-- START Working data --

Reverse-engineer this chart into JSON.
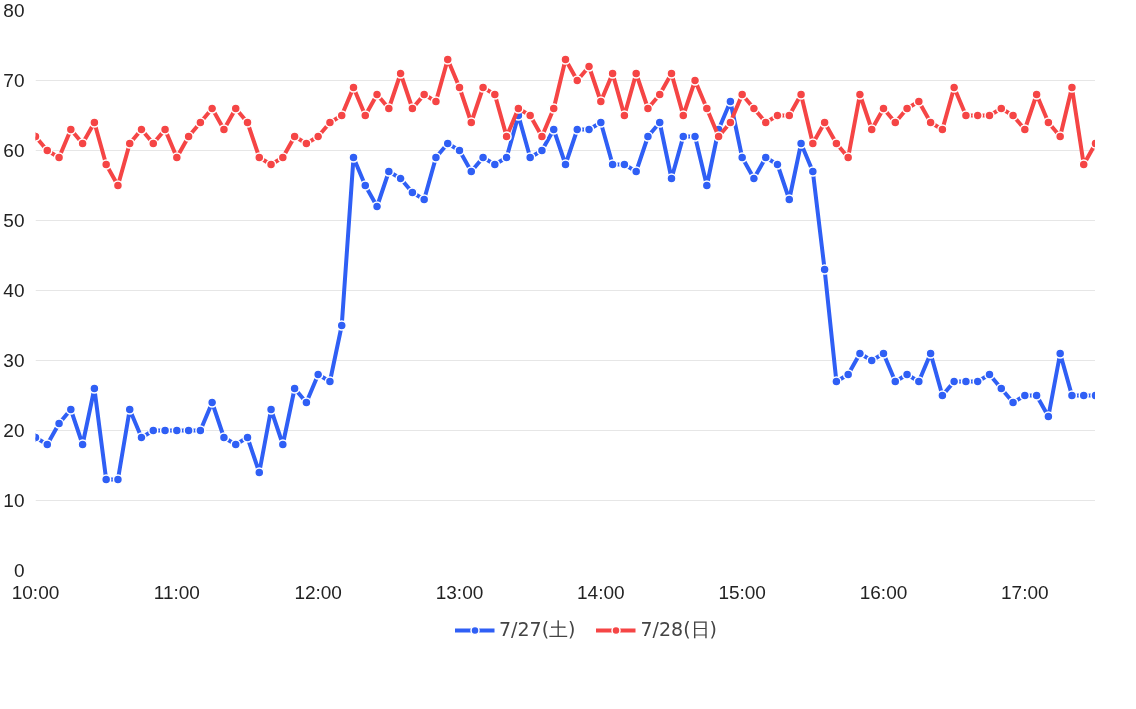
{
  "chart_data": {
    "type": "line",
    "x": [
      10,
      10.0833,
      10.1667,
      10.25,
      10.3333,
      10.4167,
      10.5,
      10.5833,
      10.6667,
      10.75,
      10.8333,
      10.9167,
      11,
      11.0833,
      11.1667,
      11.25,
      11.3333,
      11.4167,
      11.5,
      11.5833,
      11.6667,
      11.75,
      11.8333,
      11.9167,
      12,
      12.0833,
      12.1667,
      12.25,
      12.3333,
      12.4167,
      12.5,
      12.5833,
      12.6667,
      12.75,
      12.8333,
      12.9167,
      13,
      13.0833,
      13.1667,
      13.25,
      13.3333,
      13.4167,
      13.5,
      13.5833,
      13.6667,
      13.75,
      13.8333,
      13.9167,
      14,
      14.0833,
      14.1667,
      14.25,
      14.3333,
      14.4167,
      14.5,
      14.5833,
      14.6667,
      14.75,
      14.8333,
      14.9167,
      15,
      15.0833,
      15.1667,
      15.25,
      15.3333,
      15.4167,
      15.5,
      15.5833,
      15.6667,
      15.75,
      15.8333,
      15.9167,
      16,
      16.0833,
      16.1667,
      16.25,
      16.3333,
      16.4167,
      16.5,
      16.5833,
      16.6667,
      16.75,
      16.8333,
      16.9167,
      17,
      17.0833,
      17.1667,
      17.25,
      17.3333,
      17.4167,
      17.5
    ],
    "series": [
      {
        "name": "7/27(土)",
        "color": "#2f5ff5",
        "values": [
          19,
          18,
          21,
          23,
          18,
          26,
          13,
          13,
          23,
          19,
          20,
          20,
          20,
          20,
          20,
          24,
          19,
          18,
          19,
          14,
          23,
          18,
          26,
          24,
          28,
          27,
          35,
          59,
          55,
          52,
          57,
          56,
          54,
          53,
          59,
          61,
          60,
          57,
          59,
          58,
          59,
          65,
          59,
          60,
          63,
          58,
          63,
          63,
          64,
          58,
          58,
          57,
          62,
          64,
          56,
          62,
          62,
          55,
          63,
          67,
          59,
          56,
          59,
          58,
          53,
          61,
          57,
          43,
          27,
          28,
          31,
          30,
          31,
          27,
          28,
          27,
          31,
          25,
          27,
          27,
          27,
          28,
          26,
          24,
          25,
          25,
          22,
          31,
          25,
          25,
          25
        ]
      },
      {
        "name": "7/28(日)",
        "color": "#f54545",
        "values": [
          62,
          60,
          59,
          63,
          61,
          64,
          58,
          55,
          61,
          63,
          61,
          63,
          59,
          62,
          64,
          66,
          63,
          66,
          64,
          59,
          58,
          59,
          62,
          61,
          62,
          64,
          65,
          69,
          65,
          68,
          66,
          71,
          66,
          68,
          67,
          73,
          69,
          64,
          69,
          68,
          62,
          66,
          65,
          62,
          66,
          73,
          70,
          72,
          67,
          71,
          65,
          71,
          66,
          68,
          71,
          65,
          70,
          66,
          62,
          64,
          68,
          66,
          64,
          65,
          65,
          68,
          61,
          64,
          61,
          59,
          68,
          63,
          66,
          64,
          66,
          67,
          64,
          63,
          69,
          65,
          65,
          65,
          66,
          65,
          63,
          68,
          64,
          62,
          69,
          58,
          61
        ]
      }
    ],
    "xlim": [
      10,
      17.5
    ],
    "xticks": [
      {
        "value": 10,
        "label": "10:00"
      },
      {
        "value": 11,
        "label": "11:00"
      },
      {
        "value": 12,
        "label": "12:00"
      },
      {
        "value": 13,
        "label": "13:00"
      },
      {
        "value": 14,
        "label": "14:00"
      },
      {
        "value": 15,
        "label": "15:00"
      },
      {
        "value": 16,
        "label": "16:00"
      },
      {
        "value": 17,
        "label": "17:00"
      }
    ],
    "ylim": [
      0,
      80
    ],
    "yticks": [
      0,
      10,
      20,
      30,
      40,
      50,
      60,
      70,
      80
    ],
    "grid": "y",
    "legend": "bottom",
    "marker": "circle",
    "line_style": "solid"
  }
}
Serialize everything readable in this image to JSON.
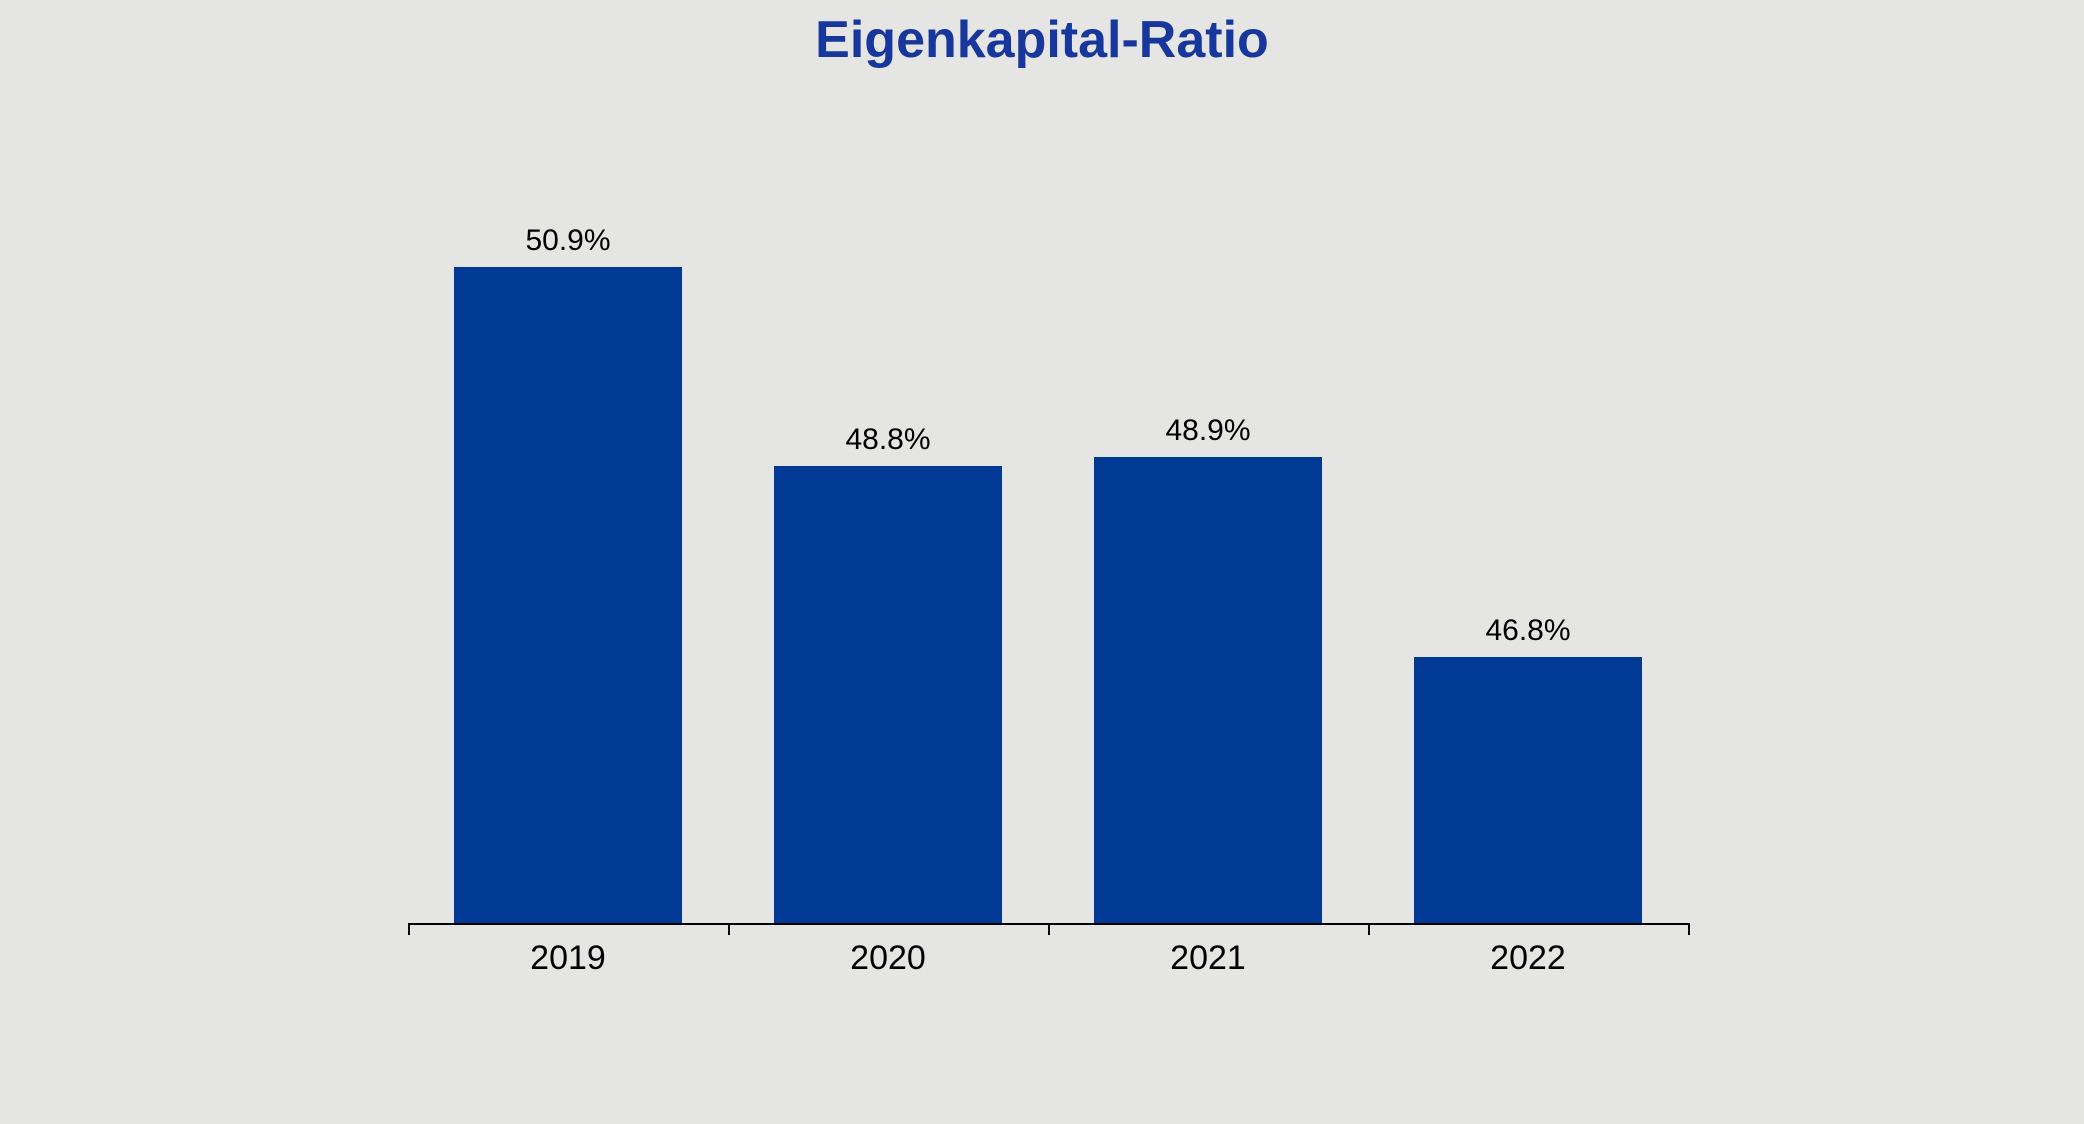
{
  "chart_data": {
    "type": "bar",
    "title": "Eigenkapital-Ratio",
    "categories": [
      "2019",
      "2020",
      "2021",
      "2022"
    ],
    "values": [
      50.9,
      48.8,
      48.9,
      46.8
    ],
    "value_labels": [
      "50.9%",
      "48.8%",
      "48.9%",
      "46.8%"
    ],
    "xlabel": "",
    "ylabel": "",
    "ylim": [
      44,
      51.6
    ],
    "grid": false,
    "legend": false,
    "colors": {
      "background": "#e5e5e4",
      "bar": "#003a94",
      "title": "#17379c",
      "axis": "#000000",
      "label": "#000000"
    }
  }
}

-- END Working data --

• _Requirement_:
Copy, exactly and exclusively, the lines beginning with the one that contains "Serialize everything readable" and ending with the last line of the listing; pictures are to be omitted.

• _Completed exercise_:
Serialize everything readable in this image to JSON.
{
  "chart_data": {
    "type": "bar",
    "title": "Eigenkapital-Ratio",
    "categories": [
      "2019",
      "2020",
      "2021",
      "2022"
    ],
    "values": [
      50.9,
      48.8,
      48.9,
      46.8
    ],
    "value_labels": [
      "50.9%",
      "48.8%",
      "48.9%",
      "46.8%"
    ],
    "xlabel": "",
    "ylabel": "",
    "ylim": [
      44,
      51.6
    ],
    "grid": false,
    "legend": false,
    "colors": {
      "background": "#e5e5e4",
      "bar": "#003a94",
      "title": "#17379c",
      "axis": "#000000",
      "label": "#000000"
    }
  }
}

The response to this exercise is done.